◆ **Input rows**:
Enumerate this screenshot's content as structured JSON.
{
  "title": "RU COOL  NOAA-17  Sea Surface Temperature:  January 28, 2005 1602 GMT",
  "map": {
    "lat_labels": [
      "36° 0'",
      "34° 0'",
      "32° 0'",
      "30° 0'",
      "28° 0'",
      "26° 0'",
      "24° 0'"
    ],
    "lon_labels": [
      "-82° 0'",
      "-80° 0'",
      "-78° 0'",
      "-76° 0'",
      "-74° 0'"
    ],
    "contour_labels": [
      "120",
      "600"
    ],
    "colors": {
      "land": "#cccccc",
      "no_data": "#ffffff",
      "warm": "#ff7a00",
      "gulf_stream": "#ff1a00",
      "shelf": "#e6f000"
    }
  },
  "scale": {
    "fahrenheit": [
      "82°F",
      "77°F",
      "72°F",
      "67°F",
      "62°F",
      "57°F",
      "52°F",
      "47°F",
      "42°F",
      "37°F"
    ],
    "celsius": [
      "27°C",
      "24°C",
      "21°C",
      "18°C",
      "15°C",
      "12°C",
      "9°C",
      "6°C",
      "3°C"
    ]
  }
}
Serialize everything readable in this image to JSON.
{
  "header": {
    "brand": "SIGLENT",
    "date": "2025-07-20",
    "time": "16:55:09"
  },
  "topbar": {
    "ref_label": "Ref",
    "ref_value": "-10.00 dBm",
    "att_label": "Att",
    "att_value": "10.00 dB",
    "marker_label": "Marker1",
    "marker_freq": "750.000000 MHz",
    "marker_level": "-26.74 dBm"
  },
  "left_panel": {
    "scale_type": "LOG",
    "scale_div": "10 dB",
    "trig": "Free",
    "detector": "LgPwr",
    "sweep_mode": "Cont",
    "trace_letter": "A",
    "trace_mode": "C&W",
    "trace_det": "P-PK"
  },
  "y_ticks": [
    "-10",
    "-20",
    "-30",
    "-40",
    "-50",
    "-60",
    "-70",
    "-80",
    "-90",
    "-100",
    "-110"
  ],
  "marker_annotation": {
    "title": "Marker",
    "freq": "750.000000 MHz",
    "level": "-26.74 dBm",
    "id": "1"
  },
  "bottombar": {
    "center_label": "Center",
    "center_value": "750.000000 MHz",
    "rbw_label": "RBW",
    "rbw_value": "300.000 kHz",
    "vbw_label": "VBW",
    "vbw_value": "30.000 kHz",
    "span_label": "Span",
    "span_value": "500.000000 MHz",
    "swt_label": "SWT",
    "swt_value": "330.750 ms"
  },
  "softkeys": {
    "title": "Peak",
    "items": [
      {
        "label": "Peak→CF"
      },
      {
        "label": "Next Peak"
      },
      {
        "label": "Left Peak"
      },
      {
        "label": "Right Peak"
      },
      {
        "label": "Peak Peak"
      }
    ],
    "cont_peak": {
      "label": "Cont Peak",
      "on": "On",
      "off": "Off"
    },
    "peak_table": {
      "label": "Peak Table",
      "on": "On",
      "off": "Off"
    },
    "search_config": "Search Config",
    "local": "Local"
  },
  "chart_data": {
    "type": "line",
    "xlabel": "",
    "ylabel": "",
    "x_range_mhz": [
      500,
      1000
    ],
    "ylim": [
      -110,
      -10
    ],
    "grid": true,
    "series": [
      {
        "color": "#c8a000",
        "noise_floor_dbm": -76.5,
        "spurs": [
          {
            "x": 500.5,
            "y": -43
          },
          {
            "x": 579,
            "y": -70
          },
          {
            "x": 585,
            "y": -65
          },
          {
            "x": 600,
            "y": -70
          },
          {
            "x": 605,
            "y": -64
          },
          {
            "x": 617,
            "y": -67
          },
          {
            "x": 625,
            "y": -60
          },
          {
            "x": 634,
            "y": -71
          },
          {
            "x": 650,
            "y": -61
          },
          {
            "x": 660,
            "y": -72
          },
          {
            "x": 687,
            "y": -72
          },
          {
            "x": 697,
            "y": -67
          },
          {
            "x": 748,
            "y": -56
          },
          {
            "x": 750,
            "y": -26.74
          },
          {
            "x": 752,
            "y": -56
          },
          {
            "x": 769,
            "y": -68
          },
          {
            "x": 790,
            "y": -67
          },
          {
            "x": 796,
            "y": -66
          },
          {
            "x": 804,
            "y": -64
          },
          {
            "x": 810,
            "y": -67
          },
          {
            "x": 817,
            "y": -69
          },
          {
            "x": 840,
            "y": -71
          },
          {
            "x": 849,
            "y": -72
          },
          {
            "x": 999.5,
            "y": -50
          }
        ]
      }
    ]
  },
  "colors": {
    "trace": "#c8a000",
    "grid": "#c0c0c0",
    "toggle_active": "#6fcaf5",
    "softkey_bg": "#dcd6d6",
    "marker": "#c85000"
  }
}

◆ **Task details**: Write the data out again in full and exactly.

◆ **Exercise answer**:
Enumerate this screenshot's content as structured JSON.
{
  "title": "RU COOL  NOAA-17  Sea Surface Temperature:  January 28, 2005 1602 GMT",
  "map": {
    "lat_labels": [
      "36° 0'",
      "34° 0'",
      "32° 0'",
      "30° 0'",
      "28° 0'",
      "26° 0'",
      "24° 0'"
    ],
    "lon_labels": [
      "-82° 0'",
      "-80° 0'",
      "-78° 0'",
      "-76° 0'",
      "-74° 0'"
    ],
    "contour_labels": [
      "120",
      "600"
    ],
    "colors": {
      "land": "#cccccc",
      "no_data": "#ffffff",
      "warm": "#ff7a00",
      "gulf_stream": "#ff1a00",
      "shelf": "#e6f000"
    }
  },
  "scale": {
    "fahrenheit": [
      "82°F",
      "77°F",
      "72°F",
      "67°F",
      "62°F",
      "57°F",
      "52°F",
      "47°F",
      "42°F",
      "37°F"
    ],
    "celsius": [
      "27°C",
      "24°C",
      "21°C",
      "18°C",
      "15°C",
      "12°C",
      "9°C",
      "6°C",
      "3°C"
    ]
  }
}
Serialize everything readable in this image to JSON.
{
  "header": {
    "brand": "SIGLENT",
    "date": "2025-07-20",
    "time": "16:55:09"
  },
  "topbar": {
    "ref_label": "Ref",
    "ref_value": "-10.00 dBm",
    "att_label": "Att",
    "att_value": "10.00 dB",
    "marker_label": "Marker1",
    "marker_freq": "750.000000 MHz",
    "marker_level": "-26.74 dBm"
  },
  "left_panel": {
    "scale_type": "LOG",
    "scale_div": "10 dB",
    "trig": "Free",
    "detector": "LgPwr",
    "sweep_mode": "Cont",
    "trace_letter": "A",
    "trace_mode": "C&W",
    "trace_det": "P-PK"
  },
  "y_ticks": [
    "-10",
    "-20",
    "-30",
    "-40",
    "-50",
    "-60",
    "-70",
    "-80",
    "-90",
    "-100",
    "-110"
  ],
  "marker_annotation": {
    "title": "Marker",
    "freq": "750.000000 MHz",
    "level": "-26.74 dBm",
    "id": "1"
  },
  "bottombar": {
    "center_label": "Center",
    "center_value": "750.000000 MHz",
    "rbw_label": "RBW",
    "rbw_value": "300.000 kHz",
    "vbw_label": "VBW",
    "vbw_value": "30.000 kHz",
    "span_label": "Span",
    "span_value": "500.000000 MHz",
    "swt_label": "SWT",
    "swt_value": "330.750 ms"
  },
  "softkeys": {
    "title": "Peak",
    "items": [
      {
        "label": "Peak→CF"
      },
      {
        "label": "Next Peak"
      },
      {
        "label": "Left Peak"
      },
      {
        "label": "Right Peak"
      },
      {
        "label": "Peak Peak"
      }
    ],
    "cont_peak": {
      "label": "Cont Peak",
      "on": "On",
      "off": "Off"
    },
    "peak_table": {
      "label": "Peak Table",
      "on": "On",
      "off": "Off"
    },
    "search_config": "Search Config",
    "local": "Local"
  },
  "chart_data": {
    "type": "line",
    "xlabel": "",
    "ylabel": "",
    "x_range_mhz": [
      500,
      1000
    ],
    "ylim": [
      -110,
      -10
    ],
    "grid": true,
    "series": [
      {
        "color": "#c8a000",
        "noise_floor_dbm": -76.5,
        "spurs": [
          {
            "x": 500.5,
            "y": -43
          },
          {
            "x": 579,
            "y": -70
          },
          {
            "x": 585,
            "y": -65
          },
          {
            "x": 600,
            "y": -70
          },
          {
            "x": 605,
            "y": -64
          },
          {
            "x": 617,
            "y": -67
          },
          {
            "x": 625,
            "y": -60
          },
          {
            "x": 634,
            "y": -71
          },
          {
            "x": 650,
            "y": -61
          },
          {
            "x": 660,
            "y": -72
          },
          {
            "x": 687,
            "y": -72
          },
          {
            "x": 697,
            "y": -67
          },
          {
            "x": 748,
            "y": -56
          },
          {
            "x": 750,
            "y": -26.74
          },
          {
            "x": 752,
            "y": -56
          },
          {
            "x": 769,
            "y": -68
          },
          {
            "x": 790,
            "y": -67
          },
          {
            "x": 796,
            "y": -66
          },
          {
            "x": 804,
            "y": -64
          },
          {
            "x": 810,
            "y": -67
          },
          {
            "x": 817,
            "y": -69
          },
          {
            "x": 840,
            "y": -71
          },
          {
            "x": 849,
            "y": -72
          },
          {
            "x": 999.5,
            "y": -50
          }
        ]
      }
    ]
  },
  "colors": {
    "trace": "#c8a000",
    "grid": "#c0c0c0",
    "toggle_active": "#6fcaf5",
    "softkey_bg": "#dcd6d6",
    "marker": "#c85000"
  }
}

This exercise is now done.